§ Do this: Faithfully return all lines, omitting every embedded picture.

(Items from a dataset)
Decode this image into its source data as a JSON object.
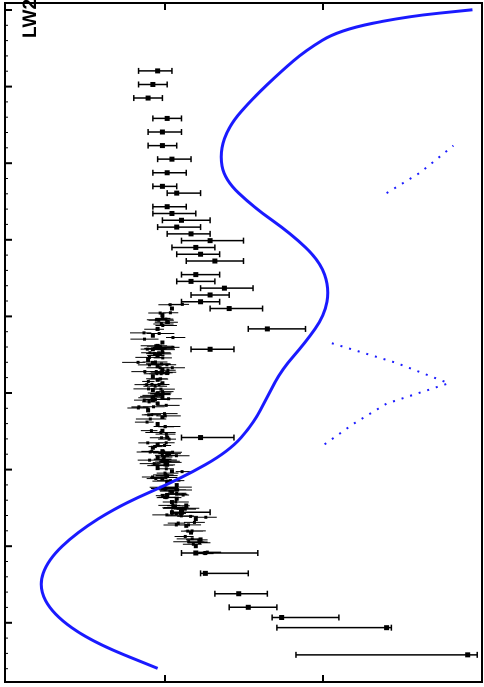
{
  "panel_label": "LW2",
  "colors": {
    "model": "#1a1aff",
    "data": "#000000",
    "frame": "#000000"
  },
  "chart_data": {
    "type": "line",
    "title": "",
    "xlabel": "",
    "ylabel": "",
    "orientation": "rotated-90-ccw",
    "xlim": [
      0,
      1
    ],
    "ylim": [
      0,
      1
    ],
    "grid": false,
    "legend": "none",
    "series": [
      {
        "kind": "line",
        "x": [
          0.02,
          0.06,
          0.1,
          0.14,
          0.18,
          0.22,
          0.26,
          0.3,
          0.34,
          0.38,
          0.42,
          0.46,
          0.5,
          0.54,
          0.58,
          0.62,
          0.66,
          0.7,
          0.74,
          0.78,
          0.82,
          0.86,
          0.9,
          0.93,
          0.96,
          0.98,
          0.99
        ],
        "y": [
          0.32,
          0.18,
          0.1,
          0.07,
          0.09,
          0.15,
          0.24,
          0.37,
          0.47,
          0.52,
          0.55,
          0.58,
          0.63,
          0.67,
          0.68,
          0.66,
          0.6,
          0.52,
          0.46,
          0.45,
          0.47,
          0.52,
          0.58,
          0.63,
          0.7,
          0.84,
          0.98
        ]
      },
      {
        "kind": "dotted",
        "x": [
          0.35,
          0.38,
          0.41,
          0.44,
          0.47,
          0.5
        ],
        "y": [
          0.67,
          0.73,
          0.8,
          0.93,
          0.82,
          0.68
        ]
      },
      {
        "kind": "dotted",
        "x": [
          0.72,
          0.75,
          0.79
        ],
        "y": [
          0.8,
          0.87,
          0.94
        ]
      },
      {
        "kind": "errorbar",
        "points": [
          {
            "x": 0.04,
            "y": 0.97,
            "lo": 0.61,
            "hi": 0.99
          },
          {
            "x": 0.08,
            "y": 0.8,
            "lo": 0.57,
            "hi": 0.81
          },
          {
            "x": 0.095,
            "y": 0.58,
            "lo": 0.56,
            "hi": 0.7
          },
          {
            "x": 0.11,
            "y": 0.51,
            "lo": 0.47,
            "hi": 0.57
          },
          {
            "x": 0.13,
            "y": 0.49,
            "lo": 0.44,
            "hi": 0.55
          },
          {
            "x": 0.16,
            "y": 0.42,
            "lo": 0.41,
            "hi": 0.51
          },
          {
            "x": 0.19,
            "y": 0.4,
            "lo": 0.37,
            "hi": 0.53
          },
          {
            "x": 0.25,
            "y": 0.37,
            "lo": 0.35,
            "hi": 0.43
          },
          {
            "x": 0.36,
            "y": 0.41,
            "lo": 0.37,
            "hi": 0.48
          },
          {
            "x": 0.49,
            "y": 0.43,
            "lo": 0.39,
            "hi": 0.48
          },
          {
            "x": 0.52,
            "y": 0.55,
            "lo": 0.51,
            "hi": 0.63
          },
          {
            "x": 0.55,
            "y": 0.47,
            "lo": 0.43,
            "hi": 0.54
          },
          {
            "x": 0.56,
            "y": 0.41,
            "lo": 0.37,
            "hi": 0.45
          },
          {
            "x": 0.57,
            "y": 0.43,
            "lo": 0.39,
            "hi": 0.47
          },
          {
            "x": 0.58,
            "y": 0.46,
            "lo": 0.41,
            "hi": 0.52
          },
          {
            "x": 0.59,
            "y": 0.39,
            "lo": 0.36,
            "hi": 0.44
          },
          {
            "x": 0.6,
            "y": 0.4,
            "lo": 0.37,
            "hi": 0.45
          },
          {
            "x": 0.62,
            "y": 0.44,
            "lo": 0.38,
            "hi": 0.5
          },
          {
            "x": 0.63,
            "y": 0.41,
            "lo": 0.36,
            "hi": 0.45
          },
          {
            "x": 0.64,
            "y": 0.4,
            "lo": 0.35,
            "hi": 0.44
          },
          {
            "x": 0.65,
            "y": 0.43,
            "lo": 0.37,
            "hi": 0.5
          },
          {
            "x": 0.66,
            "y": 0.39,
            "lo": 0.34,
            "hi": 0.43
          },
          {
            "x": 0.67,
            "y": 0.36,
            "lo": 0.32,
            "hi": 0.41
          },
          {
            "x": 0.68,
            "y": 0.37,
            "lo": 0.33,
            "hi": 0.43
          },
          {
            "x": 0.69,
            "y": 0.35,
            "lo": 0.31,
            "hi": 0.4
          },
          {
            "x": 0.7,
            "y": 0.34,
            "lo": 0.31,
            "hi": 0.38
          },
          {
            "x": 0.72,
            "y": 0.36,
            "lo": 0.34,
            "hi": 0.41
          },
          {
            "x": 0.73,
            "y": 0.33,
            "lo": 0.31,
            "hi": 0.36
          },
          {
            "x": 0.75,
            "y": 0.34,
            "lo": 0.31,
            "hi": 0.38
          },
          {
            "x": 0.77,
            "y": 0.35,
            "lo": 0.32,
            "hi": 0.39
          },
          {
            "x": 0.79,
            "y": 0.33,
            "lo": 0.3,
            "hi": 0.36
          },
          {
            "x": 0.81,
            "y": 0.33,
            "lo": 0.3,
            "hi": 0.37
          },
          {
            "x": 0.83,
            "y": 0.34,
            "lo": 0.31,
            "hi": 0.37
          },
          {
            "x": 0.86,
            "y": 0.3,
            "lo": 0.27,
            "hi": 0.33
          },
          {
            "x": 0.88,
            "y": 0.31,
            "lo": 0.28,
            "hi": 0.34
          },
          {
            "x": 0.9,
            "y": 0.32,
            "lo": 0.28,
            "hi": 0.35
          }
        ]
      },
      {
        "kind": "scatter",
        "x": [
          0.19,
          0.2,
          0.21,
          0.22,
          0.23,
          0.24,
          0.25,
          0.255,
          0.26,
          0.265,
          0.27,
          0.275,
          0.28,
          0.285,
          0.29,
          0.295,
          0.3,
          0.31,
          0.315,
          0.32,
          0.325,
          0.33,
          0.335,
          0.34,
          0.345,
          0.35,
          0.36,
          0.37,
          0.38,
          0.39,
          0.4,
          0.41,
          0.415,
          0.42,
          0.425,
          0.43,
          0.44,
          0.445,
          0.45,
          0.455,
          0.46,
          0.465,
          0.47,
          0.475,
          0.48,
          0.485,
          0.49,
          0.495,
          0.5,
          0.51,
          0.52,
          0.53,
          0.54,
          0.55
        ],
        "y": [
          0.42,
          0.4,
          0.41,
          0.39,
          0.38,
          0.4,
          0.35,
          0.37,
          0.38,
          0.35,
          0.36,
          0.34,
          0.35,
          0.33,
          0.36,
          0.34,
          0.33,
          0.35,
          0.32,
          0.34,
          0.33,
          0.32,
          0.34,
          0.33,
          0.31,
          0.32,
          0.34,
          0.33,
          0.32,
          0.33,
          0.3,
          0.32,
          0.31,
          0.33,
          0.32,
          0.31,
          0.33,
          0.32,
          0.31,
          0.34,
          0.33,
          0.32,
          0.31,
          0.3,
          0.32,
          0.33,
          0.31,
          0.32,
          0.33,
          0.31,
          0.32,
          0.34,
          0.33,
          0.35
        ]
      }
    ]
  }
}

§ Result of this task:
Decode this image into its source data as a JSON object.
{
  "panel_label": "LW2",
  "colors": {
    "model": "#1a1aff",
    "data": "#000000",
    "frame": "#000000"
  },
  "chart_data": {
    "type": "line",
    "title": "",
    "xlabel": "",
    "ylabel": "",
    "orientation": "rotated-90-ccw",
    "xlim": [
      0,
      1
    ],
    "ylim": [
      0,
      1
    ],
    "grid": false,
    "legend": "none",
    "series": [
      {
        "kind": "line",
        "x": [
          0.02,
          0.06,
          0.1,
          0.14,
          0.18,
          0.22,
          0.26,
          0.3,
          0.34,
          0.38,
          0.42,
          0.46,
          0.5,
          0.54,
          0.58,
          0.62,
          0.66,
          0.7,
          0.74,
          0.78,
          0.82,
          0.86,
          0.9,
          0.93,
          0.96,
          0.98,
          0.99
        ],
        "y": [
          0.32,
          0.18,
          0.1,
          0.07,
          0.09,
          0.15,
          0.24,
          0.37,
          0.47,
          0.52,
          0.55,
          0.58,
          0.63,
          0.67,
          0.68,
          0.66,
          0.6,
          0.52,
          0.46,
          0.45,
          0.47,
          0.52,
          0.58,
          0.63,
          0.7,
          0.84,
          0.98
        ]
      },
      {
        "kind": "dotted",
        "x": [
          0.35,
          0.38,
          0.41,
          0.44,
          0.47,
          0.5
        ],
        "y": [
          0.67,
          0.73,
          0.8,
          0.93,
          0.82,
          0.68
        ]
      },
      {
        "kind": "dotted",
        "x": [
          0.72,
          0.75,
          0.79
        ],
        "y": [
          0.8,
          0.87,
          0.94
        ]
      },
      {
        "kind": "errorbar",
        "points": [
          {
            "x": 0.04,
            "y": 0.97,
            "lo": 0.61,
            "hi": 0.99
          },
          {
            "x": 0.08,
            "y": 0.8,
            "lo": 0.57,
            "hi": 0.81
          },
          {
            "x": 0.095,
            "y": 0.58,
            "lo": 0.56,
            "hi": 0.7
          },
          {
            "x": 0.11,
            "y": 0.51,
            "lo": 0.47,
            "hi": 0.57
          },
          {
            "x": 0.13,
            "y": 0.49,
            "lo": 0.44,
            "hi": 0.55
          },
          {
            "x": 0.16,
            "y": 0.42,
            "lo": 0.41,
            "hi": 0.51
          },
          {
            "x": 0.19,
            "y": 0.4,
            "lo": 0.37,
            "hi": 0.53
          },
          {
            "x": 0.25,
            "y": 0.37,
            "lo": 0.35,
            "hi": 0.43
          },
          {
            "x": 0.36,
            "y": 0.41,
            "lo": 0.37,
            "hi": 0.48
          },
          {
            "x": 0.49,
            "y": 0.43,
            "lo": 0.39,
            "hi": 0.48
          },
          {
            "x": 0.52,
            "y": 0.55,
            "lo": 0.51,
            "hi": 0.63
          },
          {
            "x": 0.55,
            "y": 0.47,
            "lo": 0.43,
            "hi": 0.54
          },
          {
            "x": 0.56,
            "y": 0.41,
            "lo": 0.37,
            "hi": 0.45
          },
          {
            "x": 0.57,
            "y": 0.43,
            "lo": 0.39,
            "hi": 0.47
          },
          {
            "x": 0.58,
            "y": 0.46,
            "lo": 0.41,
            "hi": 0.52
          },
          {
            "x": 0.59,
            "y": 0.39,
            "lo": 0.36,
            "hi": 0.44
          },
          {
            "x": 0.6,
            "y": 0.4,
            "lo": 0.37,
            "hi": 0.45
          },
          {
            "x": 0.62,
            "y": 0.44,
            "lo": 0.38,
            "hi": 0.5
          },
          {
            "x": 0.63,
            "y": 0.41,
            "lo": 0.36,
            "hi": 0.45
          },
          {
            "x": 0.64,
            "y": 0.4,
            "lo": 0.35,
            "hi": 0.44
          },
          {
            "x": 0.65,
            "y": 0.43,
            "lo": 0.37,
            "hi": 0.5
          },
          {
            "x": 0.66,
            "y": 0.39,
            "lo": 0.34,
            "hi": 0.43
          },
          {
            "x": 0.67,
            "y": 0.36,
            "lo": 0.32,
            "hi": 0.41
          },
          {
            "x": 0.68,
            "y": 0.37,
            "lo": 0.33,
            "hi": 0.43
          },
          {
            "x": 0.69,
            "y": 0.35,
            "lo": 0.31,
            "hi": 0.4
          },
          {
            "x": 0.7,
            "y": 0.34,
            "lo": 0.31,
            "hi": 0.38
          },
          {
            "x": 0.72,
            "y": 0.36,
            "lo": 0.34,
            "hi": 0.41
          },
          {
            "x": 0.73,
            "y": 0.33,
            "lo": 0.31,
            "hi": 0.36
          },
          {
            "x": 0.75,
            "y": 0.34,
            "lo": 0.31,
            "hi": 0.38
          },
          {
            "x": 0.77,
            "y": 0.35,
            "lo": 0.32,
            "hi": 0.39
          },
          {
            "x": 0.79,
            "y": 0.33,
            "lo": 0.3,
            "hi": 0.36
          },
          {
            "x": 0.81,
            "y": 0.33,
            "lo": 0.3,
            "hi": 0.37
          },
          {
            "x": 0.83,
            "y": 0.34,
            "lo": 0.31,
            "hi": 0.37
          },
          {
            "x": 0.86,
            "y": 0.3,
            "lo": 0.27,
            "hi": 0.33
          },
          {
            "x": 0.88,
            "y": 0.31,
            "lo": 0.28,
            "hi": 0.34
          },
          {
            "x": 0.9,
            "y": 0.32,
            "lo": 0.28,
            "hi": 0.35
          }
        ]
      },
      {
        "kind": "scatter",
        "x": [
          0.19,
          0.2,
          0.21,
          0.22,
          0.23,
          0.24,
          0.25,
          0.255,
          0.26,
          0.265,
          0.27,
          0.275,
          0.28,
          0.285,
          0.29,
          0.295,
          0.3,
          0.31,
          0.315,
          0.32,
          0.325,
          0.33,
          0.335,
          0.34,
          0.345,
          0.35,
          0.36,
          0.37,
          0.38,
          0.39,
          0.4,
          0.41,
          0.415,
          0.42,
          0.425,
          0.43,
          0.44,
          0.445,
          0.45,
          0.455,
          0.46,
          0.465,
          0.47,
          0.475,
          0.48,
          0.485,
          0.49,
          0.495,
          0.5,
          0.51,
          0.52,
          0.53,
          0.54,
          0.55
        ],
        "y": [
          0.42,
          0.4,
          0.41,
          0.39,
          0.38,
          0.4,
          0.35,
          0.37,
          0.38,
          0.35,
          0.36,
          0.34,
          0.35,
          0.33,
          0.36,
          0.34,
          0.33,
          0.35,
          0.32,
          0.34,
          0.33,
          0.32,
          0.34,
          0.33,
          0.31,
          0.32,
          0.34,
          0.33,
          0.32,
          0.33,
          0.3,
          0.32,
          0.31,
          0.33,
          0.32,
          0.31,
          0.33,
          0.32,
          0.31,
          0.34,
          0.33,
          0.32,
          0.31,
          0.3,
          0.32,
          0.33,
          0.31,
          0.32,
          0.33,
          0.31,
          0.32,
          0.34,
          0.33,
          0.35
        ]
      }
    ]
  }
}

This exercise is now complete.